(Figure collection entries)
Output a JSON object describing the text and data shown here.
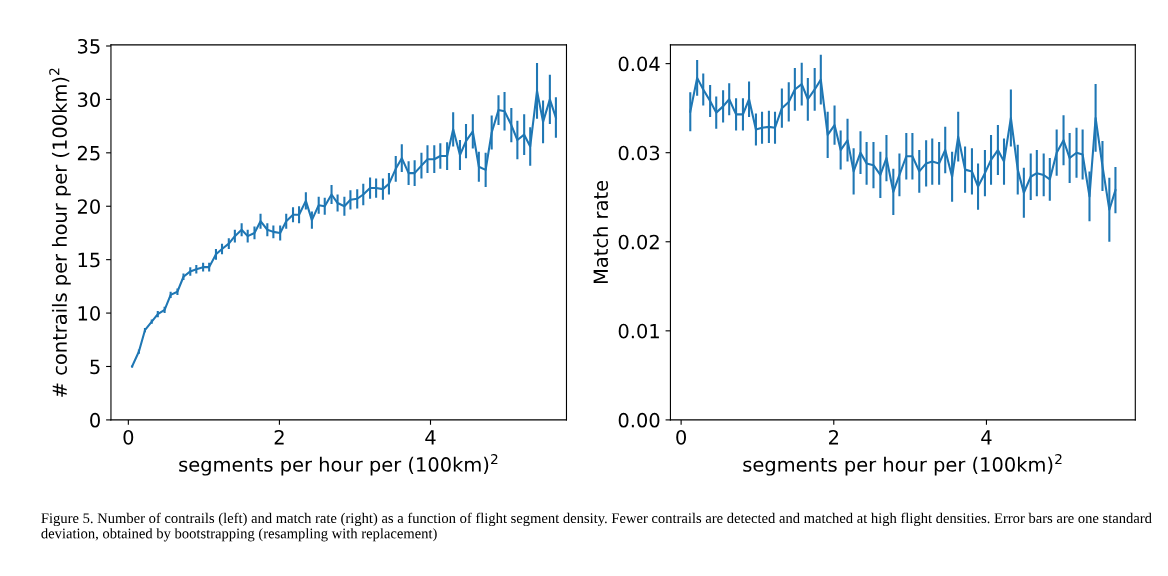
{
  "chart_data": [
    {
      "type": "line",
      "xlabel": "segments per hour per (100km)$^{2}$",
      "ylabel": "# contrails per hour per (100km)$^{2}$",
      "xlim": [
        -0.23,
        5.8
      ],
      "ylim": [
        0,
        35.1
      ],
      "xticks": [
        0,
        2,
        4
      ],
      "yticks": [
        0,
        5,
        10,
        15,
        20,
        25,
        30,
        35
      ],
      "grid": false,
      "marker": "none",
      "line_style": "solid",
      "series": [
        {
          "color": "#1f77b4",
          "x": [
            0.05,
            0.14,
            0.22,
            0.31,
            0.39,
            0.48,
            0.56,
            0.65,
            0.73,
            0.82,
            0.9,
            0.99,
            1.07,
            1.16,
            1.24,
            1.33,
            1.41,
            1.5,
            1.58,
            1.67,
            1.75,
            1.84,
            1.92,
            2.01,
            2.09,
            2.18,
            2.26,
            2.35,
            2.43,
            2.52,
            2.6,
            2.69,
            2.77,
            2.86,
            2.94,
            3.03,
            3.11,
            3.2,
            3.28,
            3.37,
            3.45,
            3.54,
            3.62,
            3.71,
            3.79,
            3.88,
            3.96,
            4.05,
            4.13,
            4.22,
            4.3,
            4.39,
            4.47,
            4.56,
            4.64,
            4.73,
            4.81,
            4.9,
            4.98,
            5.07,
            5.15,
            5.24,
            5.32,
            5.41,
            5.49,
            5.58,
            5.66
          ],
          "values": [
            5.0,
            6.4,
            8.4,
            9.2,
            9.9,
            10.3,
            11.7,
            12.0,
            13.4,
            13.9,
            14.1,
            14.3,
            14.3,
            15.5,
            16.0,
            16.5,
            17.2,
            17.8,
            17.2,
            17.5,
            18.6,
            17.8,
            17.6,
            17.5,
            18.6,
            19.2,
            19.2,
            20.5,
            18.7,
            20.1,
            20.0,
            21.1,
            20.3,
            20.0,
            20.6,
            20.7,
            21.1,
            21.7,
            21.7,
            21.6,
            22.1,
            23.5,
            24.5,
            23.1,
            23.1,
            23.8,
            24.4,
            24.4,
            24.7,
            24.7,
            27.2,
            24.8,
            26.1,
            27.0,
            23.7,
            23.4,
            26.9,
            29.0,
            28.9,
            27.6,
            26.2,
            26.7,
            25.6,
            30.8,
            27.9,
            30.0,
            28.3
          ],
          "errors": [
            0.1,
            0.2,
            0.2,
            0.2,
            0.3,
            0.3,
            0.3,
            0.3,
            0.3,
            0.4,
            0.4,
            0.4,
            0.4,
            0.5,
            0.5,
            0.5,
            0.6,
            0.6,
            0.6,
            0.6,
            0.7,
            0.6,
            0.6,
            0.7,
            0.7,
            0.7,
            0.8,
            0.8,
            0.8,
            0.8,
            0.8,
            0.9,
            0.8,
            0.9,
            0.9,
            0.9,
            1.0,
            1.0,
            0.9,
            1.0,
            1.0,
            1.2,
            1.3,
            1.1,
            1.2,
            1.2,
            1.3,
            1.3,
            1.2,
            1.3,
            1.6,
            1.4,
            1.6,
            1.6,
            1.4,
            1.6,
            1.6,
            1.4,
            1.8,
            1.6,
            1.8,
            1.9,
            1.8,
            2.6,
            2.0,
            2.3,
            1.9
          ]
        }
      ]
    },
    {
      "type": "line",
      "xlabel": "segments per hour per (100km)$^{2}$",
      "ylabel": "Match rate",
      "xlim": [
        -0.14,
        5.95
      ],
      "ylim": [
        0,
        0.0421
      ],
      "xticks": [
        0,
        2,
        4
      ],
      "yticks": [
        {
          "value": 0,
          "label": "0.00"
        },
        0.01,
        0.02,
        0.03,
        0.04
      ],
      "grid": false,
      "marker": "none",
      "line_style": "solid",
      "series": [
        {
          "color": "#1f77b4",
          "x": [
            0.12,
            0.21,
            0.29,
            0.38,
            0.46,
            0.55,
            0.63,
            0.72,
            0.81,
            0.89,
            0.98,
            1.06,
            1.15,
            1.23,
            1.32,
            1.41,
            1.49,
            1.58,
            1.66,
            1.75,
            1.83,
            1.92,
            2.01,
            2.09,
            2.18,
            2.26,
            2.35,
            2.43,
            2.52,
            2.61,
            2.69,
            2.78,
            2.86,
            2.95,
            3.03,
            3.12,
            3.21,
            3.29,
            3.38,
            3.46,
            3.55,
            3.63,
            3.72,
            3.81,
            3.89,
            3.98,
            4.06,
            4.15,
            4.23,
            4.32,
            4.41,
            4.49,
            4.58,
            4.66,
            4.75,
            4.83,
            4.92,
            5.01,
            5.09,
            5.18,
            5.26,
            5.35,
            5.43,
            5.52,
            5.61,
            5.69
          ],
          "values": [
            0.0346,
            0.0384,
            0.0371,
            0.0358,
            0.0345,
            0.0352,
            0.036,
            0.0343,
            0.0343,
            0.036,
            0.0326,
            0.0328,
            0.0329,
            0.0328,
            0.035,
            0.0357,
            0.0371,
            0.0377,
            0.036,
            0.0371,
            0.0382,
            0.032,
            0.0331,
            0.0303,
            0.0314,
            0.0279,
            0.03,
            0.0288,
            0.0286,
            0.0275,
            0.0294,
            0.0256,
            0.0275,
            0.0296,
            0.0296,
            0.0279,
            0.0288,
            0.029,
            0.0288,
            0.0303,
            0.0273,
            0.0318,
            0.0281,
            0.0279,
            0.0262,
            0.0277,
            0.0292,
            0.0303,
            0.029,
            0.0339,
            0.0281,
            0.0255,
            0.0273,
            0.0277,
            0.0275,
            0.027,
            0.03,
            0.0314,
            0.0294,
            0.03,
            0.0298,
            0.0251,
            0.0339,
            0.0285,
            0.0236,
            0.0258
          ],
          "errors": [
            0.0022,
            0.002,
            0.0018,
            0.0018,
            0.0018,
            0.0018,
            0.0018,
            0.0018,
            0.0018,
            0.002,
            0.0018,
            0.0018,
            0.0018,
            0.0018,
            0.0022,
            0.0022,
            0.0024,
            0.0024,
            0.0024,
            0.0024,
            0.0028,
            0.0026,
            0.0022,
            0.0022,
            0.0024,
            0.0026,
            0.0024,
            0.0024,
            0.0026,
            0.0026,
            0.0026,
            0.0026,
            0.0024,
            0.0026,
            0.0026,
            0.0024,
            0.0026,
            0.0026,
            0.0024,
            0.0026,
            0.0028,
            0.0028,
            0.0026,
            0.0026,
            0.0026,
            0.0026,
            0.0028,
            0.0028,
            0.0026,
            0.0032,
            0.0028,
            0.0028,
            0.0026,
            0.0026,
            0.0024,
            0.0024,
            0.0026,
            0.0028,
            0.0028,
            0.0028,
            0.0028,
            0.0028,
            0.0038,
            0.0028,
            0.0036,
            0.0026
          ]
        }
      ]
    },
    {
      "type": "other",
      "annotations": [
        "Figure 5. Number of contrails (left) and match rate (right) as a function of flight segment density. Fewer contrails are detected and matched at high flight densities. Error bars are one standard deviation, obtained by bootstrapping (resampling with replacement)"
      ]
    }
  ]
}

◆ **Problem statement**
Using the records above, copy each line that contains "ylabel".

◆ **Solved exercise**
      "ylabel": "# contrails per hour per (100km)$^{2}$",
      "ylabel": "Match rate",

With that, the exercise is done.